**What you are asked to do**
Within the records that follow, find every line containing the string "name". Copy those lines.

--- BEGIN Data supplied ---

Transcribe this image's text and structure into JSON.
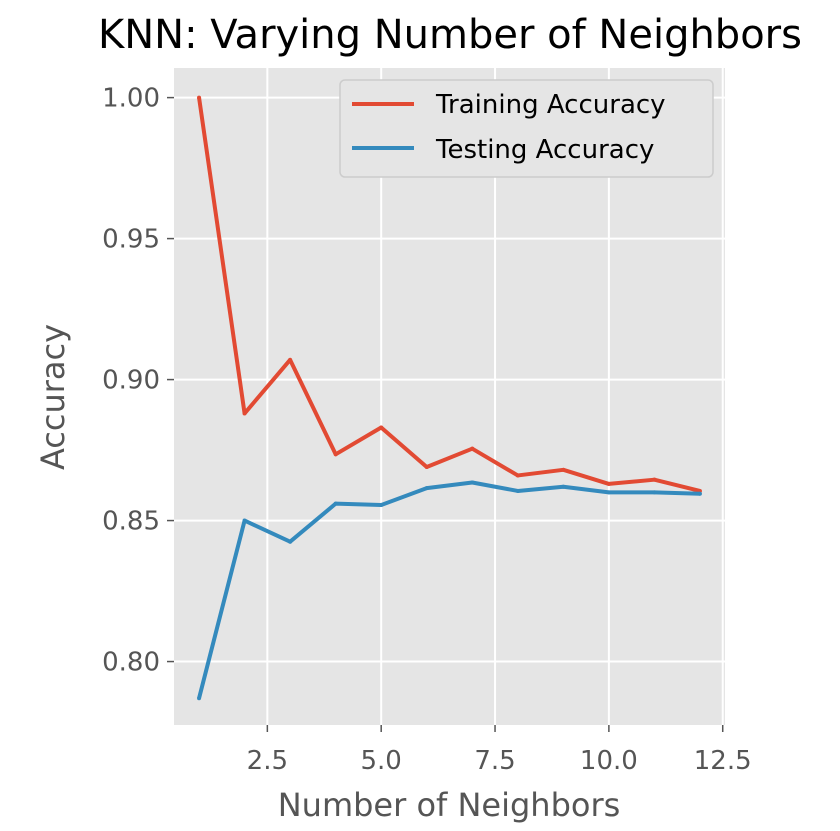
{
  "chart_data": {
    "type": "line",
    "title": "KNN: Varying Number of Neighbors",
    "xlabel": "Number of Neighbors",
    "ylabel": "Accuracy",
    "xlim": [
      0.45,
      12.55
    ],
    "ylim": [
      0.7775,
      1.0105
    ],
    "xticks": [
      2.5,
      5.0,
      7.5,
      10.0,
      12.5
    ],
    "xtick_labels": [
      "2.5",
      "5.0",
      "7.5",
      "10.0",
      "12.5"
    ],
    "yticks": [
      0.8,
      0.85,
      0.9,
      0.95,
      1.0
    ],
    "ytick_labels": [
      "0.80",
      "0.85",
      "0.90",
      "0.95",
      "1.00"
    ],
    "grid": true,
    "legend_position": "top-right",
    "x": [
      1,
      2,
      3,
      4,
      5,
      6,
      7,
      8,
      9,
      10,
      11,
      12
    ],
    "series": [
      {
        "name": "Training Accuracy",
        "color": "#E24A33",
        "values": [
          1.0,
          0.888,
          0.907,
          0.8735,
          0.883,
          0.869,
          0.8755,
          0.866,
          0.868,
          0.863,
          0.8645,
          0.8605
        ]
      },
      {
        "name": "Testing Accuracy",
        "color": "#348ABD",
        "values": [
          0.787,
          0.85,
          0.8425,
          0.856,
          0.8555,
          0.8615,
          0.8635,
          0.8605,
          0.862,
          0.86,
          0.86,
          0.8595
        ]
      }
    ],
    "colors": {
      "plot_background": "#E5E5E5",
      "grid": "#FFFFFF"
    }
  }
}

--- END Data supplied ---

**Correct output**
        "name": "Training Accuracy",
        "name": "Testing Accuracy",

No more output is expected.